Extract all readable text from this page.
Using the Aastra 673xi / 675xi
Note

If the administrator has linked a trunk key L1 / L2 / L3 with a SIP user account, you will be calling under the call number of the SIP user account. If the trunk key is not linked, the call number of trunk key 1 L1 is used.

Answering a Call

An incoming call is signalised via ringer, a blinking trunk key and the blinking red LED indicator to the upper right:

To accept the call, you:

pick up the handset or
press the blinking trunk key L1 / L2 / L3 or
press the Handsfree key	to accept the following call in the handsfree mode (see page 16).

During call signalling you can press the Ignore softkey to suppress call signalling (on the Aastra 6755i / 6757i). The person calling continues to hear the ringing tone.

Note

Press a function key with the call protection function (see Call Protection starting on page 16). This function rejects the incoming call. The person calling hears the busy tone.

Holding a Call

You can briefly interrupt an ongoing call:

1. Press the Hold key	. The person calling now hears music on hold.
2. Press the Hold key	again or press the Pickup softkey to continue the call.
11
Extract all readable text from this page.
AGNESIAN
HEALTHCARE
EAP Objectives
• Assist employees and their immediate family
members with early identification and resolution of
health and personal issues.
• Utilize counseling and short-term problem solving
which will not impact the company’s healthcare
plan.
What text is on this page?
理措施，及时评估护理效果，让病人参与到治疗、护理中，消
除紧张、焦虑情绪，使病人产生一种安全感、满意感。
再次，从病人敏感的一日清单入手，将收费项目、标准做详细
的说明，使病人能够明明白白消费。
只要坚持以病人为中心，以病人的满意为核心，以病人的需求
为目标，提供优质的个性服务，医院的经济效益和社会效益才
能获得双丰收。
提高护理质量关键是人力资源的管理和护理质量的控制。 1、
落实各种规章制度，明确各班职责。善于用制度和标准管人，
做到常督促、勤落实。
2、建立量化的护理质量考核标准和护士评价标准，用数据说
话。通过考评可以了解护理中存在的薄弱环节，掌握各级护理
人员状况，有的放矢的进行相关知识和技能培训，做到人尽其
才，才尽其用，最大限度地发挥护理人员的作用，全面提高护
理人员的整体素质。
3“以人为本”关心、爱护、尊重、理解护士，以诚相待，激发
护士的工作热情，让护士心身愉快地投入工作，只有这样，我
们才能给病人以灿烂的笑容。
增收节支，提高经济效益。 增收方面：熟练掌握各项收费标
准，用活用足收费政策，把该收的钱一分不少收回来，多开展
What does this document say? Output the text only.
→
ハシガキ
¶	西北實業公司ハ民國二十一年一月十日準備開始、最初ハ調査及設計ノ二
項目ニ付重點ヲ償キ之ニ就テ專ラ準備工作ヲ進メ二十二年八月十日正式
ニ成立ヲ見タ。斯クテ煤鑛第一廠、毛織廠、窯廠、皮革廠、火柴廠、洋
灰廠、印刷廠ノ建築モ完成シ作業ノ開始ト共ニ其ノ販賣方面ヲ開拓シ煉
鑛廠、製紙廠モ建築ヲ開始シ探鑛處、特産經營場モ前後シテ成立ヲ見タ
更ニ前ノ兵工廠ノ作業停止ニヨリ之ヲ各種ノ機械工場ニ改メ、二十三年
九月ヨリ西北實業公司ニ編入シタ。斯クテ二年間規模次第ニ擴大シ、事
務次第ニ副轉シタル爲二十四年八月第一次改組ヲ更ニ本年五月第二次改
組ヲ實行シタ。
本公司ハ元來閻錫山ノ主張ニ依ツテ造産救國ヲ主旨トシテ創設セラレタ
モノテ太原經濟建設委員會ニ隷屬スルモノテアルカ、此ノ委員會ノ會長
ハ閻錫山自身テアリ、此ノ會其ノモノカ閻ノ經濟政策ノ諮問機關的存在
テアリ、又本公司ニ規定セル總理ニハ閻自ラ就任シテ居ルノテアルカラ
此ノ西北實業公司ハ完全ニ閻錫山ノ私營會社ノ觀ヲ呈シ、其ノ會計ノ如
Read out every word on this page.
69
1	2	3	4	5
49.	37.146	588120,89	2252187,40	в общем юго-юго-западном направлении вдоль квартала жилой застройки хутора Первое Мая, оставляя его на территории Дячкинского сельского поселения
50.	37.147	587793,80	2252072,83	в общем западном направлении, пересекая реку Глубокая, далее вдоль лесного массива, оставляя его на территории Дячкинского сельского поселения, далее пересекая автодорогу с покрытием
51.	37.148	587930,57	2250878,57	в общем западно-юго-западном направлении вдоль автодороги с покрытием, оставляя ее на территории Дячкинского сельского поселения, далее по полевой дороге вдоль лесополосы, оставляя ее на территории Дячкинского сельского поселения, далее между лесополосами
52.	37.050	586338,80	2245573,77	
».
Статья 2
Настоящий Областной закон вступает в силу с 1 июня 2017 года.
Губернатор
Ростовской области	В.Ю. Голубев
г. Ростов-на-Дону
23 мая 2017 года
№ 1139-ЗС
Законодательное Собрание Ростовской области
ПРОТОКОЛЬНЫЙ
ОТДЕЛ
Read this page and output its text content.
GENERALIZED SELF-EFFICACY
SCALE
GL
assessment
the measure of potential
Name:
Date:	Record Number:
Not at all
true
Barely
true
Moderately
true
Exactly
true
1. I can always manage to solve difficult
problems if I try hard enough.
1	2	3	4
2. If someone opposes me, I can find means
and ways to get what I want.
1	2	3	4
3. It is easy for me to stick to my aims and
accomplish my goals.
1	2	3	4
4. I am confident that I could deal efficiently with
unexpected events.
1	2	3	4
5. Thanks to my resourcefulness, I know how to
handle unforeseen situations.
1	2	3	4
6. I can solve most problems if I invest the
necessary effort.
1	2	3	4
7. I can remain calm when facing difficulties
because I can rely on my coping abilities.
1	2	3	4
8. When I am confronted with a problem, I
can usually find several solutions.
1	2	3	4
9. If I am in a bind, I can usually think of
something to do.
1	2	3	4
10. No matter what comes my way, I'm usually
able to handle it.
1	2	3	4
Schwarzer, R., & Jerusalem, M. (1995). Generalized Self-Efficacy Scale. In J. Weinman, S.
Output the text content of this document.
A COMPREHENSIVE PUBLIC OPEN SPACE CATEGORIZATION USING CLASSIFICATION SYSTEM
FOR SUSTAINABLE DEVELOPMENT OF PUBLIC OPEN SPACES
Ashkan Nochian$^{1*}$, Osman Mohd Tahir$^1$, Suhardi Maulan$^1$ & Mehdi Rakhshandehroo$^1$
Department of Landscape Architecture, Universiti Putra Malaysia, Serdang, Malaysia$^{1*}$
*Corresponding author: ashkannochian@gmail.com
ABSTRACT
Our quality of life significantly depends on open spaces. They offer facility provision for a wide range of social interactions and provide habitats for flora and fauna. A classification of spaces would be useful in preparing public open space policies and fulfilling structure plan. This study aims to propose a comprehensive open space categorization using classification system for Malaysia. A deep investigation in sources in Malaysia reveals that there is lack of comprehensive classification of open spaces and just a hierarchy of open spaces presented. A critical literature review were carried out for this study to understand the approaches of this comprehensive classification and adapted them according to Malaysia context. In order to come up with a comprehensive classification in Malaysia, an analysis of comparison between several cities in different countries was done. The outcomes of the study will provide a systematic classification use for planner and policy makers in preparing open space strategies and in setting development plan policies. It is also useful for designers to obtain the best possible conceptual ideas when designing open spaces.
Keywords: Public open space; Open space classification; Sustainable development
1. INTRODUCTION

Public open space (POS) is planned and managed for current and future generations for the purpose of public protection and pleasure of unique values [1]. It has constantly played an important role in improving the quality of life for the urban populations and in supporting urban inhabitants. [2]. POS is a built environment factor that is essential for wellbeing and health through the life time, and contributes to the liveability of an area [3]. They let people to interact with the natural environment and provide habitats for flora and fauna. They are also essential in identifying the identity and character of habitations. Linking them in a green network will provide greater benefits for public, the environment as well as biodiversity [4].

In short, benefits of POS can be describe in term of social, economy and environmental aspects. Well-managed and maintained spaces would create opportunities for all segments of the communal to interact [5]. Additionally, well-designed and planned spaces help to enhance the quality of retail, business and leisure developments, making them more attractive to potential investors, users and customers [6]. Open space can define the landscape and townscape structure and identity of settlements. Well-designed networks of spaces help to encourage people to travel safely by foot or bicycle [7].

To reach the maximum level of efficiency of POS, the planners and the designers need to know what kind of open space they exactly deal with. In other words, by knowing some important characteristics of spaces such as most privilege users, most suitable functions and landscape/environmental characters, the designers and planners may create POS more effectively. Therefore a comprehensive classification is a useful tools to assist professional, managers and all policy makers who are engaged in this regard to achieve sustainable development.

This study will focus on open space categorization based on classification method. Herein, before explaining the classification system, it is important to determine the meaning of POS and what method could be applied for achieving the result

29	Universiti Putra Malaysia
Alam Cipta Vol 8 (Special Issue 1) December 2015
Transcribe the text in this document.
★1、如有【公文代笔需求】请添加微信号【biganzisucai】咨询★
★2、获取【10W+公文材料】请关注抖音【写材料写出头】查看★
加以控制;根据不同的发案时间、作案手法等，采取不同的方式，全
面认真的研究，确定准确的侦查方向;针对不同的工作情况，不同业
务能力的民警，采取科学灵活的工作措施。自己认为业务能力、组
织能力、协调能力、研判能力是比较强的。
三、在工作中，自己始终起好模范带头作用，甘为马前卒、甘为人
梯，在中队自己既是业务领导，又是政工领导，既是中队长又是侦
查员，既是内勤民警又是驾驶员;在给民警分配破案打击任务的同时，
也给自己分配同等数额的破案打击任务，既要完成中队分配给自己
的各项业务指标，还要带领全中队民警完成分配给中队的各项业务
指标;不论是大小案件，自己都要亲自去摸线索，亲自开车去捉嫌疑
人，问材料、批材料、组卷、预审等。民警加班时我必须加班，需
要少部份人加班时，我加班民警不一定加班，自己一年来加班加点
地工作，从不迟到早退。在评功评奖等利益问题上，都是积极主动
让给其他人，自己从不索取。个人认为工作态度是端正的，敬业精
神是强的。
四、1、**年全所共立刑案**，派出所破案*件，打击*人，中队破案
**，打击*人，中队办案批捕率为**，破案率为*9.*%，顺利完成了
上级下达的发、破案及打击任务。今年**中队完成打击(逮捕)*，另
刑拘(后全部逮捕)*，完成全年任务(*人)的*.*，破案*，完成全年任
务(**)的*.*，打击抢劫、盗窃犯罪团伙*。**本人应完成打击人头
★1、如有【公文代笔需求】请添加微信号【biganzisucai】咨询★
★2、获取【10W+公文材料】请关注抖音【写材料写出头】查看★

━━━━

■ To be done: Your task is to report how many lines of the material include the string "области". Give the number and no other words.

■ Result: 2